Wherever the word "Measurements" turns up in a line of the entries, copy that line.

Records about charts and figures:

□ □ □ □ □

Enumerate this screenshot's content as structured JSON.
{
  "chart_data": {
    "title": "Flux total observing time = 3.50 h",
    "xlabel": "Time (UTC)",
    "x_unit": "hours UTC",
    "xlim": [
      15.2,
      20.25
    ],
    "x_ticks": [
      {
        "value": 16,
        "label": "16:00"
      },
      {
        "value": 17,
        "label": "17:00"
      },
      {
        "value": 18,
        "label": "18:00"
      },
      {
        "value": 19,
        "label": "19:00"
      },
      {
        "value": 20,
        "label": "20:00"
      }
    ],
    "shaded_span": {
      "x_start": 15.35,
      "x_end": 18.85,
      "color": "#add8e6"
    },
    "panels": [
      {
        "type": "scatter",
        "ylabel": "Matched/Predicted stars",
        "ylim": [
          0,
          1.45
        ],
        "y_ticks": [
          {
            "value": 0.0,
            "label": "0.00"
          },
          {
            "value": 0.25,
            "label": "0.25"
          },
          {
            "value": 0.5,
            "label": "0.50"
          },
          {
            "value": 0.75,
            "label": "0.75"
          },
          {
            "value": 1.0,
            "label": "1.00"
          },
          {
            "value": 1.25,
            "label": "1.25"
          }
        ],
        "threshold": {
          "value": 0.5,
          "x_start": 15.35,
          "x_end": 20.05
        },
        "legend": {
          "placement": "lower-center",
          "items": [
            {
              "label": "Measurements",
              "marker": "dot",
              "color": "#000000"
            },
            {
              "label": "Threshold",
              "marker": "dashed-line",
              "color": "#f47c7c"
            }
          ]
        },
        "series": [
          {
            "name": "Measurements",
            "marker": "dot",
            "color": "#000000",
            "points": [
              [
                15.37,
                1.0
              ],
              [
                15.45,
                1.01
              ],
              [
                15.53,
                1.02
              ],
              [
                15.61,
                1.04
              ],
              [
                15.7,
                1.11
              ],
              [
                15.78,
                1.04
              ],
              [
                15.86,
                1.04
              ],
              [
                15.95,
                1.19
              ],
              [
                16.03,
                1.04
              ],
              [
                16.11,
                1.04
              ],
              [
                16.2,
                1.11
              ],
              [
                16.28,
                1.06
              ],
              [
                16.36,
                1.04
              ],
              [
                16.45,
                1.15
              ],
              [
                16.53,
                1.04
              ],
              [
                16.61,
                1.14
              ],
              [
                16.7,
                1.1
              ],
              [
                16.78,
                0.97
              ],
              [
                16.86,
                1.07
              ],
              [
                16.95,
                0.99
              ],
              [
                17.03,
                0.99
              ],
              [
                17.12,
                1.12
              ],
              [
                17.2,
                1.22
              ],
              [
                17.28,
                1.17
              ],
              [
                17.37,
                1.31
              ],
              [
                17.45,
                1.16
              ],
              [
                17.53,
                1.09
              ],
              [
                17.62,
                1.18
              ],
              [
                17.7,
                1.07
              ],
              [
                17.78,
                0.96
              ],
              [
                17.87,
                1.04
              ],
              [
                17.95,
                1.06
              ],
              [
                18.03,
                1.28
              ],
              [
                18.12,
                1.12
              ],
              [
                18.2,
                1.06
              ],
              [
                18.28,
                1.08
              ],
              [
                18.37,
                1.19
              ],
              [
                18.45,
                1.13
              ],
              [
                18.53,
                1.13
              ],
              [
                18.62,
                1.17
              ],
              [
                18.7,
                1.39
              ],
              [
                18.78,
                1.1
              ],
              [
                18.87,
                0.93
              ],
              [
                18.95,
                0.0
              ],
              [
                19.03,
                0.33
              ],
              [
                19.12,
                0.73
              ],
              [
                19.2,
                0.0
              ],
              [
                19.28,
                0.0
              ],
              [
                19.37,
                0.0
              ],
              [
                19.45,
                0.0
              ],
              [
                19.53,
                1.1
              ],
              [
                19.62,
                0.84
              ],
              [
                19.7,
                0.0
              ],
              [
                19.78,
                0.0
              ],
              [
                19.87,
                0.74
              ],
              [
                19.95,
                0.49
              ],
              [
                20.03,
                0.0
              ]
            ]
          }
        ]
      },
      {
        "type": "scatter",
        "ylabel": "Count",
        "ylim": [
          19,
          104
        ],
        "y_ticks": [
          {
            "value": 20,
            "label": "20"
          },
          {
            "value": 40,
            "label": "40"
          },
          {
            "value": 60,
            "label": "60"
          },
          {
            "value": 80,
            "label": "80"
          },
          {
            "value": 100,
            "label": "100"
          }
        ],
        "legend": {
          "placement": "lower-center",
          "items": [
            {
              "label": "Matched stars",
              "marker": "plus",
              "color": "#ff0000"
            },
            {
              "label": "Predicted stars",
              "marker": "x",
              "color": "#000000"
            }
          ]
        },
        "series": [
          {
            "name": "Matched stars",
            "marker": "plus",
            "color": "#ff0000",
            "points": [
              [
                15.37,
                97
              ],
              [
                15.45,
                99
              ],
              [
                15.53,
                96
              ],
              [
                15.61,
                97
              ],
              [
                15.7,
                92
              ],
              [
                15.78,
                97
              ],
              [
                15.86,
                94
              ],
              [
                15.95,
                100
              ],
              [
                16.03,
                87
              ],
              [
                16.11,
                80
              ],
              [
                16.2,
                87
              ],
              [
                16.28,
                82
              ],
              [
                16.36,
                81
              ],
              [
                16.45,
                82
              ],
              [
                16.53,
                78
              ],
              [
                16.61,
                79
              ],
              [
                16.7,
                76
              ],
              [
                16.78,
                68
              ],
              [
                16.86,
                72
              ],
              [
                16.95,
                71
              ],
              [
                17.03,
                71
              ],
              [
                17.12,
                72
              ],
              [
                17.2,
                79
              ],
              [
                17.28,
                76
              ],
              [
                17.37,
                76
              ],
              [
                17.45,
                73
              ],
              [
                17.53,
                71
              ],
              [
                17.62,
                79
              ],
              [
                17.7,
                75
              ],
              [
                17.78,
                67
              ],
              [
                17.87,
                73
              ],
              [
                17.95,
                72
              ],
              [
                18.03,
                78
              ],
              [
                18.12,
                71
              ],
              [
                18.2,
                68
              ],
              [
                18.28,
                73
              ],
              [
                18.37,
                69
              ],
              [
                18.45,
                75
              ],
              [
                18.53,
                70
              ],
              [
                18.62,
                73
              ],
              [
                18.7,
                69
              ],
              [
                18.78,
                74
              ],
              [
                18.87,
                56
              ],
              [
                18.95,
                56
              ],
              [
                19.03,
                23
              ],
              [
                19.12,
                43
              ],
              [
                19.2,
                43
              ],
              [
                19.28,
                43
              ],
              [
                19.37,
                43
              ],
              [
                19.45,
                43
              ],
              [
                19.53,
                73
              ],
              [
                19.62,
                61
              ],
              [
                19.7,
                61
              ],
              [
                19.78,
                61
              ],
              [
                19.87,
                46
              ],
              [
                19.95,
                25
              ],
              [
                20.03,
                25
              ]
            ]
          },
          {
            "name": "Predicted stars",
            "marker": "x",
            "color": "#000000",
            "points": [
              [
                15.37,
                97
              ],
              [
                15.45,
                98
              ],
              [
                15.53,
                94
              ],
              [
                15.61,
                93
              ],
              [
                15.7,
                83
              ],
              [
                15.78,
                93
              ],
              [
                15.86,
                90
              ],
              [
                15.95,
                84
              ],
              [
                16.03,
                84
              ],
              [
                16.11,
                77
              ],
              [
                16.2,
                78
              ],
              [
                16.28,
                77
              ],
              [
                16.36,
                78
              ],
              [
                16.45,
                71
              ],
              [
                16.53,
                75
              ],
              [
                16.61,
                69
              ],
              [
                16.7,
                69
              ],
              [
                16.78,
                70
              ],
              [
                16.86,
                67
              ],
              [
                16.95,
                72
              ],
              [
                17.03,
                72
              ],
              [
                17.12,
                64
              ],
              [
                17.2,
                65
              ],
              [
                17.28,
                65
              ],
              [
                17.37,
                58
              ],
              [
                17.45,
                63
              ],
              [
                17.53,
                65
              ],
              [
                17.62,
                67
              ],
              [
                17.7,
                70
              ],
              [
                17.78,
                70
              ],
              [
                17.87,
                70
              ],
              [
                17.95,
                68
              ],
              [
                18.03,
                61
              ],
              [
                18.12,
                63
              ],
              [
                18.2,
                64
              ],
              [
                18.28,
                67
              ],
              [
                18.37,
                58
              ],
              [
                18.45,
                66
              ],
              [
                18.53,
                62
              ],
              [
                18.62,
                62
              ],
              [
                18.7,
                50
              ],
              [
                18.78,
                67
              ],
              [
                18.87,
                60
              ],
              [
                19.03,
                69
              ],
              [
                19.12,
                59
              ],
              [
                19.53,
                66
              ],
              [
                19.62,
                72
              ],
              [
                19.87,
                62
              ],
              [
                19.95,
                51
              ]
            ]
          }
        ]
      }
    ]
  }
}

□ □ □ □ □

#### Result for this exercise:
              "label": "Measurements",
            "name": "Measurements",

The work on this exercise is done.